Assignment 1
Decide whether each statement below agrees with the article on the Fire Island breaches. For each, answer yes or no and quote the words from the article that settle it.
(a) Two breaches made on Fire Island during superstorm Sandy are to be filled in.
(b) The corps has $10 million to pay for the project.
(c) The Breach Contingency Plan dates from the 1980s.
Assignment 2
Carry on with the article on the Fire Island breaches, starting right after its last sentence.

Quoted passage

Two breaches that cut through parts of Fire Island last week during superstorm Sandy will be filled in, and planning for the repair work could begin next week, the Army Corps of Engineers confirmed Tuesday.
The news comes as a nor'easter is expected to batter the region beginning Wednesday with high winds and tides, putting an already beaten up South Shore at risk. Fire Island typically acts as a buffer to ocean waves, but the breaches allow those waters to rush into Great South Bay, swamping some of the lower elevation communities.
"Closing the Fire Island breaches is important to protect so many people's homes, to preserve the geography of the island and to provide flood protection for tens of thousands of vulnerable homeowners on the southern shore," Sen. Charles Schumer (D-N.Y.) said in a statement announcing the corps' decision.
Discussions are ongoing with the National Park Service about what do about a third breach in the wilderness area of Fire Island National Seashore, Gardner said.
The corps has $4 million to fund the project and the state has committed money as well, Gardner said.
It's unclear how long the work will take, but it has been fast-tracked thanks to a Breach Contingency Plan established in the mid-1990s between New York and the federal government.
"We're realistically talking weeks, not months, to get these closed up," Gardner said.
Cost increasesThe cost of closing breaches in the South Shore barrier islands grows each day they remain open.

Record excerpts
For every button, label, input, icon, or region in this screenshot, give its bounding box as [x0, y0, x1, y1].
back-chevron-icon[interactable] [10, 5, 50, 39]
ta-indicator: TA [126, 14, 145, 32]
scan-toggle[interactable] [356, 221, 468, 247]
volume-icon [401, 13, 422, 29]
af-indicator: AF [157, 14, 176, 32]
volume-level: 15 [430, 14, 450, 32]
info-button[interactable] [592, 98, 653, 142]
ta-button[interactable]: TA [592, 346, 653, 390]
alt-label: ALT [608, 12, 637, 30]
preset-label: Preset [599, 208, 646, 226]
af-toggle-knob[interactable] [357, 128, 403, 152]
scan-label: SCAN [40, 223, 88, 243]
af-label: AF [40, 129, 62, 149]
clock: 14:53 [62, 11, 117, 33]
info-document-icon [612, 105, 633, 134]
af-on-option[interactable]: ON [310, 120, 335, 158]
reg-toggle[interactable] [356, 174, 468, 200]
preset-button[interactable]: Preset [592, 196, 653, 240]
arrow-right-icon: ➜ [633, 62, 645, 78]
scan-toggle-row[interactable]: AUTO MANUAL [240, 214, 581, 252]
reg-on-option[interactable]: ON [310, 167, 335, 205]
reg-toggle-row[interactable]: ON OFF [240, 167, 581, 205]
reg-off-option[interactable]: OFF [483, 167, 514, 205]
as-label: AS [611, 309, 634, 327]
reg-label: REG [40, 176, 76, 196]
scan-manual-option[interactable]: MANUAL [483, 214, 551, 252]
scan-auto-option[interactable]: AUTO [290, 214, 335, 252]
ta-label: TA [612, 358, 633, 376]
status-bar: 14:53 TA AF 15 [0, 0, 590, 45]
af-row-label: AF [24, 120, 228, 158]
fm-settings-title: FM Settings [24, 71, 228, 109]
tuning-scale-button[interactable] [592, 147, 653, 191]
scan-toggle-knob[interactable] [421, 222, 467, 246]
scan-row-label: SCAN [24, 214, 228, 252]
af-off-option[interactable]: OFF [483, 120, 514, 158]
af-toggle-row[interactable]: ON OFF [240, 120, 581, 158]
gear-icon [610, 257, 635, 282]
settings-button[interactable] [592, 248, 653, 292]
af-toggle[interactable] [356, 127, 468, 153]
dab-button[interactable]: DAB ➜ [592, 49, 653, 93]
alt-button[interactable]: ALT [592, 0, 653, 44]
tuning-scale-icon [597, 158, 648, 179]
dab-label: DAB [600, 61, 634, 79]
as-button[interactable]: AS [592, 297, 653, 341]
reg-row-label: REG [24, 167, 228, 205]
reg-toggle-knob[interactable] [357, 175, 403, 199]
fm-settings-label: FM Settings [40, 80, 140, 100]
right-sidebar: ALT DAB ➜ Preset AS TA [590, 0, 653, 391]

Task result 1
(a) Yes: "Two breaches that cut through parts of Fire Island last week during superstorm Sandy will be filled in"
(b) No: "The corps has $4 million to fund the project"
(c) No: "established in the mid-1990s between New York and the federal government"

Task result 2
That's what drove a push to quickly repair the gashes created by Sandy's high winds and punishing storm tides.
With winter nearing, the threat of nor'easters to the already bruised coast makes action all the more imperative, according to elected leaders.
A costly failure to quickly close a breach at Westhampton 20 years ago led to a multimillion-dollar expenditure and created an uproar that led the federal and state governments to create a Breach Contingency Plan in 1995 that is supposed to guide response to storms such as Sandy.
That plan has now been activated, with DEC Commissioner Joe Martens late last week sending a letter of request for aid to the Army corps that cited "enormous damages to Long Island's barrier beaches."
Anthony Ciorra, a program manager for the corps' New York District, said that even before the letter was received, his agency and DEC officials were working together to survey the ravaged coast and implement the breach plan.
"We want to move as quickly as possible, as does our nonfederal partner, the State of New York," Ciorra said.
When storm forces breach a barrier island, the opening that's created allows ocean and bay waters to mingle during normal tide cycles. Breaches can become permanent inlets and are more serious than washovers, which are gone once storm tides pass.
Damaged in the early '90sThe last time the barrier islands were so badly damaged was in the early 1990s. Hurricane Bob and the Halloween nor'easter struck in 1991. Then came a monster nor'easter in December 1992 and another in March of the following year.
The 1992 storm caused two breaches east of Moriches Inlet near Pikes Beach, according to the Breach Contingency Plan. One was repaired within a month using material from a nearby maintenance dredging operation, according to the plan.
The second breach, at Westhampton and initially the smaller of the two new channels, was not repaired and grew. Thiele, who was then Southampton Town supervisor, said the town appealed for aid but its pleas went unanswered.
"It was way beyond our ability to handle," he said. "And we got absolutely no help from the federal government or the state government at that time."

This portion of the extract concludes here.